*REQUEST*. Read the listing and extract each line that includes the word "acoustic".

Figure collection entries:

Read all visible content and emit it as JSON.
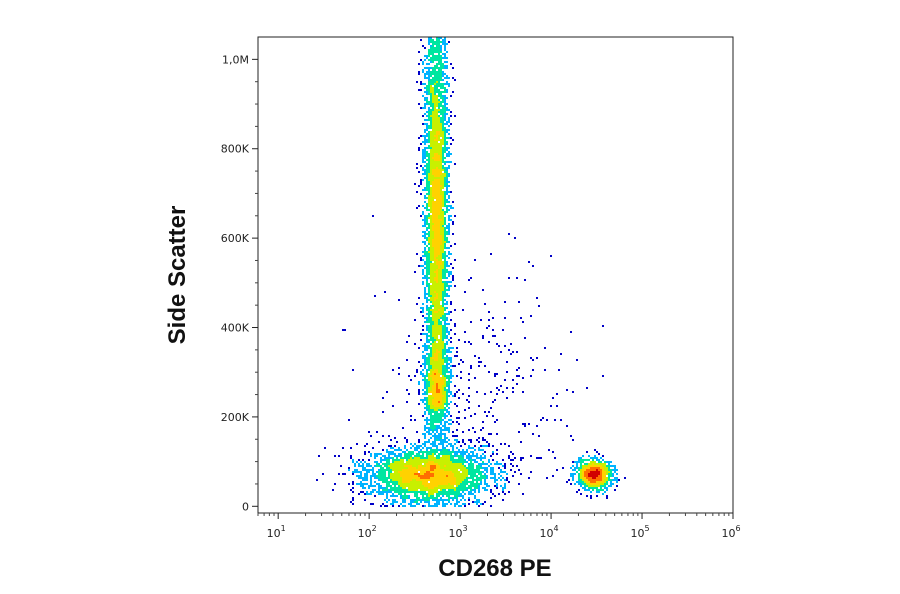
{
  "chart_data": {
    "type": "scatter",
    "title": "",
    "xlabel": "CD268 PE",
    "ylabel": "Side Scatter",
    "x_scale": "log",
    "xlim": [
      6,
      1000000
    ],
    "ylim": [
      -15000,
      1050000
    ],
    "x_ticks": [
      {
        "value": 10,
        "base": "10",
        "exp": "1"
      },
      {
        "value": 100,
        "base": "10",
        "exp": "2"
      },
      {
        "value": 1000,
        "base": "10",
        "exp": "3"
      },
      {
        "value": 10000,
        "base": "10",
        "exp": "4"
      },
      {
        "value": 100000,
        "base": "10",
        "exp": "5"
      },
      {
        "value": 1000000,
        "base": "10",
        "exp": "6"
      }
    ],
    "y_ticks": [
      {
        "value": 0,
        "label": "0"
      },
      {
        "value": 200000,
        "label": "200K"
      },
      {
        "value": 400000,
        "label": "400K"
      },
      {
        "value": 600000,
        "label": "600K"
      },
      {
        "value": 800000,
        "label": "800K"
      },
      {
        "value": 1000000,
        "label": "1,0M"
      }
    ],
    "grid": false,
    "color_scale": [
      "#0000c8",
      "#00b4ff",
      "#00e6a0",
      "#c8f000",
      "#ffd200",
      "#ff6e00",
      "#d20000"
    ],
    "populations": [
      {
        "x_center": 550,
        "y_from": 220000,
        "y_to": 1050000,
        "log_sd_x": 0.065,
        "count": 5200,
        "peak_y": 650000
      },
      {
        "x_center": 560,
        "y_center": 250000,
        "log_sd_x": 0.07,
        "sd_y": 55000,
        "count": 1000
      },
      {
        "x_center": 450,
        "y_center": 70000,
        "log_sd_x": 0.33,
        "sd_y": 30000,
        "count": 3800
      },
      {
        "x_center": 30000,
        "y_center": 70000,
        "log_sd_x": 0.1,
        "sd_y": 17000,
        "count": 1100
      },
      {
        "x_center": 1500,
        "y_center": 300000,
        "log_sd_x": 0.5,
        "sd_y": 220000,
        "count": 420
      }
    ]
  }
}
---
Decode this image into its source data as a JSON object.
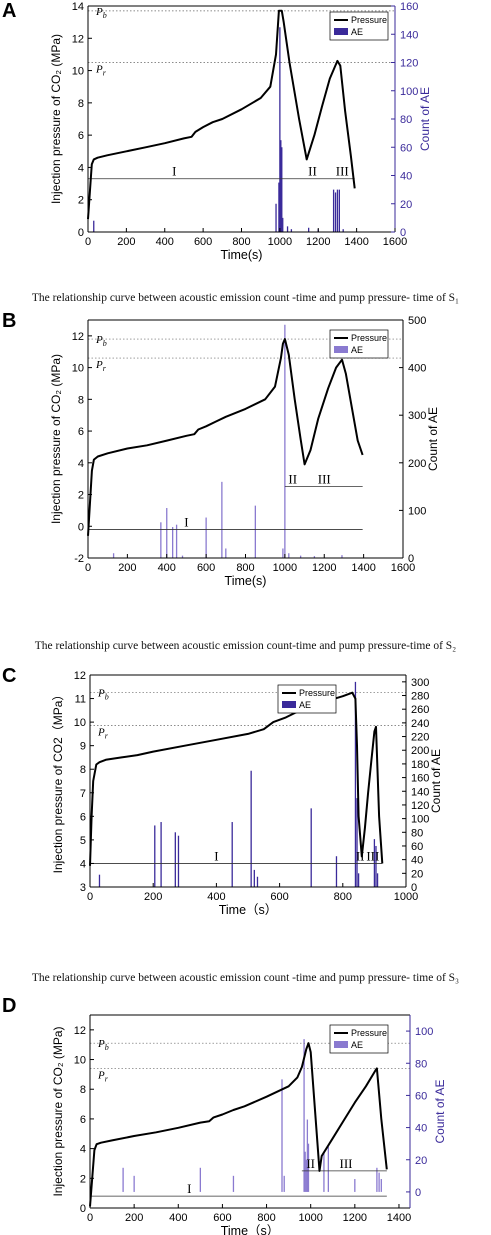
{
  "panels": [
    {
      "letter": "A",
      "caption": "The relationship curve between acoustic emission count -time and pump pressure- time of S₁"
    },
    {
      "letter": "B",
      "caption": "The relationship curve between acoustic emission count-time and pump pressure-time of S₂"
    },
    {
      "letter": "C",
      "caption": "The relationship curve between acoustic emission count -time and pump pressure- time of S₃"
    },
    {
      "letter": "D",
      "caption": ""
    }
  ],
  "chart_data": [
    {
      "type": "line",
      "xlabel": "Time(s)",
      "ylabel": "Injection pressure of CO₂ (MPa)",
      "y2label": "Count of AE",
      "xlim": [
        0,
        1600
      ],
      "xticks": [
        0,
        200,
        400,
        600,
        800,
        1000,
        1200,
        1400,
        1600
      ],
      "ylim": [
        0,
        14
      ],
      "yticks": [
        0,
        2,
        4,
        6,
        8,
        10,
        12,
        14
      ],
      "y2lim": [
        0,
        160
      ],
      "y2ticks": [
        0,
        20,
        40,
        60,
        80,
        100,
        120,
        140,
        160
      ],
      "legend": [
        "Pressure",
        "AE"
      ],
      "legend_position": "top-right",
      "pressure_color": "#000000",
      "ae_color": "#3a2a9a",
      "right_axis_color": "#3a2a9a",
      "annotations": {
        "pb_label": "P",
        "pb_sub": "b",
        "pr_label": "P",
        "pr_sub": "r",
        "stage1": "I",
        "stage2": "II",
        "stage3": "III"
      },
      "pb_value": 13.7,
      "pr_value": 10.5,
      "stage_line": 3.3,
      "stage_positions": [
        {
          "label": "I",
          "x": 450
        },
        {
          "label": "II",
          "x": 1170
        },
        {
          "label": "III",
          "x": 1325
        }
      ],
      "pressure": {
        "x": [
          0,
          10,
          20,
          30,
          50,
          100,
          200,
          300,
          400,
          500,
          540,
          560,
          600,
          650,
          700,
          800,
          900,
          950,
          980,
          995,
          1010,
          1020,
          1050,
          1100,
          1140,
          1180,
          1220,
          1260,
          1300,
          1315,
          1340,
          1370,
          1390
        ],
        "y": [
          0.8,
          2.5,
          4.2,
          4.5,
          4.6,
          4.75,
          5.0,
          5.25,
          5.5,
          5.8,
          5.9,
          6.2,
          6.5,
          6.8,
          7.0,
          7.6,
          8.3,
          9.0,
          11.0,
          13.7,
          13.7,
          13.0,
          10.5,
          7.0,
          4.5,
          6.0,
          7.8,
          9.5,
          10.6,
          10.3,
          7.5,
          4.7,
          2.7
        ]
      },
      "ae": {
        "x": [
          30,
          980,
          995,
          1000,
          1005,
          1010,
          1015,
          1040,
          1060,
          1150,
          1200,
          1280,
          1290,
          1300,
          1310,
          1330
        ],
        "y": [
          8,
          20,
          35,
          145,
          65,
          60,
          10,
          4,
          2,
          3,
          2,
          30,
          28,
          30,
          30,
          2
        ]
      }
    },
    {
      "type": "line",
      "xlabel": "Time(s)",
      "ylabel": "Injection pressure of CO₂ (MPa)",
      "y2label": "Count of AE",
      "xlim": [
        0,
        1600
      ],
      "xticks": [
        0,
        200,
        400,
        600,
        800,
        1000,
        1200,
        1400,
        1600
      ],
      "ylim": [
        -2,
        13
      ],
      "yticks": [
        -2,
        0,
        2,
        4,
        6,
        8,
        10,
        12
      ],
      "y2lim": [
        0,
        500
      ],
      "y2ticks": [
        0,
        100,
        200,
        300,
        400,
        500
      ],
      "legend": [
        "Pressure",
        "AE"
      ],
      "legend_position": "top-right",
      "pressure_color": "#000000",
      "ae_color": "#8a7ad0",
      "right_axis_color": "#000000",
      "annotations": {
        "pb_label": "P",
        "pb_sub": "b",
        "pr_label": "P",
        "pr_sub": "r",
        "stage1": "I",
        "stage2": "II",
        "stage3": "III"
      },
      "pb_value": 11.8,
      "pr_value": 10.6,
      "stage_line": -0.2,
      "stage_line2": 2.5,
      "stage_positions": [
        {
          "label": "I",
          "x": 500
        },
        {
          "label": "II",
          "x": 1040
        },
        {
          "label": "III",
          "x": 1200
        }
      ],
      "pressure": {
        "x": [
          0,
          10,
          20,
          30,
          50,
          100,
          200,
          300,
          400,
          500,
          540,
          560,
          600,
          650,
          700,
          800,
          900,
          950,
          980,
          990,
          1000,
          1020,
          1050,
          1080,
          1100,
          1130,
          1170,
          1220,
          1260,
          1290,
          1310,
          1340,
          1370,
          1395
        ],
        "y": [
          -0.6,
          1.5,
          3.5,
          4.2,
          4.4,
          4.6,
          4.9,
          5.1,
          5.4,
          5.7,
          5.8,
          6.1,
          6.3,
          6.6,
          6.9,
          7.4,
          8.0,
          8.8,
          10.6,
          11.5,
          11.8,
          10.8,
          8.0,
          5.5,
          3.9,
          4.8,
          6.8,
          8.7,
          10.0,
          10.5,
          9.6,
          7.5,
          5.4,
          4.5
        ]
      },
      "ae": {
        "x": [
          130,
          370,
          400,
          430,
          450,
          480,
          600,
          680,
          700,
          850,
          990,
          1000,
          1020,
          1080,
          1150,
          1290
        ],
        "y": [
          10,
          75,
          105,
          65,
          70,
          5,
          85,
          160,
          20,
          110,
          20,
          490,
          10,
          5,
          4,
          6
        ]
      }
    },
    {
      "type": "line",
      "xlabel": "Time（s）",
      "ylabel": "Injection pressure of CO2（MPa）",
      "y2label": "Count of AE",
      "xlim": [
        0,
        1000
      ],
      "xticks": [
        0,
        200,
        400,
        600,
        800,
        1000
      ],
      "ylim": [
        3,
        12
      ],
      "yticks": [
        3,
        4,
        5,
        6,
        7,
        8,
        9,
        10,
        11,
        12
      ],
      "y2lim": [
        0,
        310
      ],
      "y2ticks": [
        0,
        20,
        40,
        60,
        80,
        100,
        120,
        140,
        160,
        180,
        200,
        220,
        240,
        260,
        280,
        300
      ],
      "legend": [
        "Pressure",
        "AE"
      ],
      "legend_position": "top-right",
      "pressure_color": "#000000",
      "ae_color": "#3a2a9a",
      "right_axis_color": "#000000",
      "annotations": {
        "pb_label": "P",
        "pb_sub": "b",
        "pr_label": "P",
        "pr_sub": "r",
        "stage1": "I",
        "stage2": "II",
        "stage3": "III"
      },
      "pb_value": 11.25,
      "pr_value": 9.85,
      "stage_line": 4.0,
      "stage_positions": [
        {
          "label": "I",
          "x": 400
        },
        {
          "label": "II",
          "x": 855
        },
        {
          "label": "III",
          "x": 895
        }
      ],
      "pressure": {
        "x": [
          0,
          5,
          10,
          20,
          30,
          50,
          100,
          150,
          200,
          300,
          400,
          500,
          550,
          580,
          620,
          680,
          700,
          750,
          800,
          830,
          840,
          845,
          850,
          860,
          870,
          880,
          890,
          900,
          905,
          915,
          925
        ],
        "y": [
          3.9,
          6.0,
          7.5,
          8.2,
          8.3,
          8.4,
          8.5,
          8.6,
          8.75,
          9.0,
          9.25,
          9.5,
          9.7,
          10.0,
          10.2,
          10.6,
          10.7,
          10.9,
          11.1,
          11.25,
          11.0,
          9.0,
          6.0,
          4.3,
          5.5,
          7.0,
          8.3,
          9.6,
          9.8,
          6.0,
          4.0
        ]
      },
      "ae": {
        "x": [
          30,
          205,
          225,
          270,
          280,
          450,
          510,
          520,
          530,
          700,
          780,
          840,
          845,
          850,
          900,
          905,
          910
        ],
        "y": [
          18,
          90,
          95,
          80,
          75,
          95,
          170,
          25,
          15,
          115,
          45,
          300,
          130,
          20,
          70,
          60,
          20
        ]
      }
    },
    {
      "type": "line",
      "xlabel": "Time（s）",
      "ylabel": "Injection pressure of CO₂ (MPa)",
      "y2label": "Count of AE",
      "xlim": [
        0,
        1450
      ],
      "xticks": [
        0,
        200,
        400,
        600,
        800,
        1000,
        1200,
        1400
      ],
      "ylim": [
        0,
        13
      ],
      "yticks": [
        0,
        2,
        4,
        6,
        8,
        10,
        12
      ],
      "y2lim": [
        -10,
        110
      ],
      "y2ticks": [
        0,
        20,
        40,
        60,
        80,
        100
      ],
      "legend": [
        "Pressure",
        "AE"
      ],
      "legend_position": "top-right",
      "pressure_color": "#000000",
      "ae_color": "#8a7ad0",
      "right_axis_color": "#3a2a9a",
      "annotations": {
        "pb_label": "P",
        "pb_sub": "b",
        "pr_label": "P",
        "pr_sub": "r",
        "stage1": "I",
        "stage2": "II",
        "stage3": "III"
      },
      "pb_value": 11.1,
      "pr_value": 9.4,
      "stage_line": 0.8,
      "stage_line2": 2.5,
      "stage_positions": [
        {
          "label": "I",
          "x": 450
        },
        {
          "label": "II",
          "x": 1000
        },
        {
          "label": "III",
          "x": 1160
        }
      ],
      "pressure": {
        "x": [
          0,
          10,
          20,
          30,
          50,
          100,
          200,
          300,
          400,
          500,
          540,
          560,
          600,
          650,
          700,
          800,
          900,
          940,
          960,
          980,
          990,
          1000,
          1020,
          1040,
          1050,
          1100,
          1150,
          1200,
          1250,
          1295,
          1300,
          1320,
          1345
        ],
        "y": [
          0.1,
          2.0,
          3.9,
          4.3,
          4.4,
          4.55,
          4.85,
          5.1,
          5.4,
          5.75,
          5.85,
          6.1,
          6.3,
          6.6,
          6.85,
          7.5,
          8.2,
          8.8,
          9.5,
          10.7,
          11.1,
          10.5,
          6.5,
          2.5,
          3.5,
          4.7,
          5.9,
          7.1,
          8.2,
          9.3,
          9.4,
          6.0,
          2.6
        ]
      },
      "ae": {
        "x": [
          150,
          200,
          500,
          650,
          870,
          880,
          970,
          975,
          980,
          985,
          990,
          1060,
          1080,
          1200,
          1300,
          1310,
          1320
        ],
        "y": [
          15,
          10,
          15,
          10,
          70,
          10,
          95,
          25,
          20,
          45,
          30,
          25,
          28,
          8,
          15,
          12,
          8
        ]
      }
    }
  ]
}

*COMPLETED TASK*.
      "caption": "The relationship curve between acoustic emission count -time and pump pressure- time of S₁"
      "caption": "The relationship curve between acoustic emission count-time and pump pressure-time of S₂"
      "caption": "The relationship curve between acoustic emission count -time and pump pressure- time of S₃"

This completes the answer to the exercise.